▸ **EXERCISE DESCRIPTION**
Take the material below and write it all out again exactly.

▸ **DATASET EXCERPTS**
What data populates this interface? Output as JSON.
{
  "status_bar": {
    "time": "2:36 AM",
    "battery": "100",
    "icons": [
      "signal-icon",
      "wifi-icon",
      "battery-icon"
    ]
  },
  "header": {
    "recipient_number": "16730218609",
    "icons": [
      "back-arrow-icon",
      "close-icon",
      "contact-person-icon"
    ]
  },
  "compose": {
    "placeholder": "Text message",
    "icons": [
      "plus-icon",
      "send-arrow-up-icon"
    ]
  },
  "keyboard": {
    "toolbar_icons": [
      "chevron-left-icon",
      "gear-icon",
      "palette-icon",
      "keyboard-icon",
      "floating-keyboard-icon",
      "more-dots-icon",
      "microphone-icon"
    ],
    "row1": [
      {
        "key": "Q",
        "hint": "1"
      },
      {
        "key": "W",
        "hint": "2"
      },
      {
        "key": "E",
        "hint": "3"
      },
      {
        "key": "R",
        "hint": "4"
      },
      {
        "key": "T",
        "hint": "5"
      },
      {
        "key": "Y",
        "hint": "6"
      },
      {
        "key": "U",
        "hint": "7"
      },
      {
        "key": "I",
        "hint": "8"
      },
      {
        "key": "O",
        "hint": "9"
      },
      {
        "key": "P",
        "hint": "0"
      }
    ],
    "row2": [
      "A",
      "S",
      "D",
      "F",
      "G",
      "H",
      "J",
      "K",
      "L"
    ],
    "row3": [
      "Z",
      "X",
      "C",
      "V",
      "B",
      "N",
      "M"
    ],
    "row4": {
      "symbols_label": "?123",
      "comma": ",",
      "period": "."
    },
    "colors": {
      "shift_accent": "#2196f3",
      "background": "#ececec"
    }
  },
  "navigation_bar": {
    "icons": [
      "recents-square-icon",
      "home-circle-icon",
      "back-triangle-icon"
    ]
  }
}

▸ **THE ANSWER**
What data populates this interface? Output as JSON.
{
  "status_bar": {
    "time": "2:36 AM",
    "battery": "100",
    "icons": [
      "signal-icon",
      "wifi-icon",
      "battery-icon"
    ]
  },
  "header": {
    "recipient_number": "16730218609",
    "icons": [
      "back-arrow-icon",
      "close-icon",
      "contact-person-icon"
    ]
  },
  "compose": {
    "placeholder": "Text message",
    "icons": [
      "plus-icon",
      "send-arrow-up-icon"
    ]
  },
  "keyboard": {
    "toolbar_icons": [
      "chevron-left-icon",
      "gear-icon",
      "palette-icon",
      "keyboard-icon",
      "floating-keyboard-icon",
      "more-dots-icon",
      "microphone-icon"
    ],
    "row1": [
      {
        "key": "Q",
        "hint": "1"
      },
      {
        "key": "W",
        "hint": "2"
      },
      {
        "key": "E",
        "hint": "3"
      },
      {
        "key": "R",
        "hint": "4"
      },
      {
        "key": "T",
        "hint": "5"
      },
      {
        "key": "Y",
        "hint": "6"
      },
      {
        "key": "U",
        "hint": "7"
      },
      {
        "key": "I",
        "hint": "8"
      },
      {
        "key": "O",
        "hint": "9"
      },
      {
        "key": "P",
        "hint": "0"
      }
    ],
    "row2": [
      "A",
      "S",
      "D",
      "F",
      "G",
      "H",
      "J",
      "K",
      "L"
    ],
    "row3": [
      "Z",
      "X",
      "C",
      "V",
      "B",
      "N",
      "M"
    ],
    "row4": {
      "symbols_label": "?123",
      "comma": ",",
      "period": "."
    },
    "colors": {
      "shift_accent": "#2196f3",
      "background": "#ececec"
    }
  },
  "navigation_bar": {
    "icons": [
      "recents-square-icon",
      "home-circle-icon",
      "back-triangle-icon"
    ]
  }
}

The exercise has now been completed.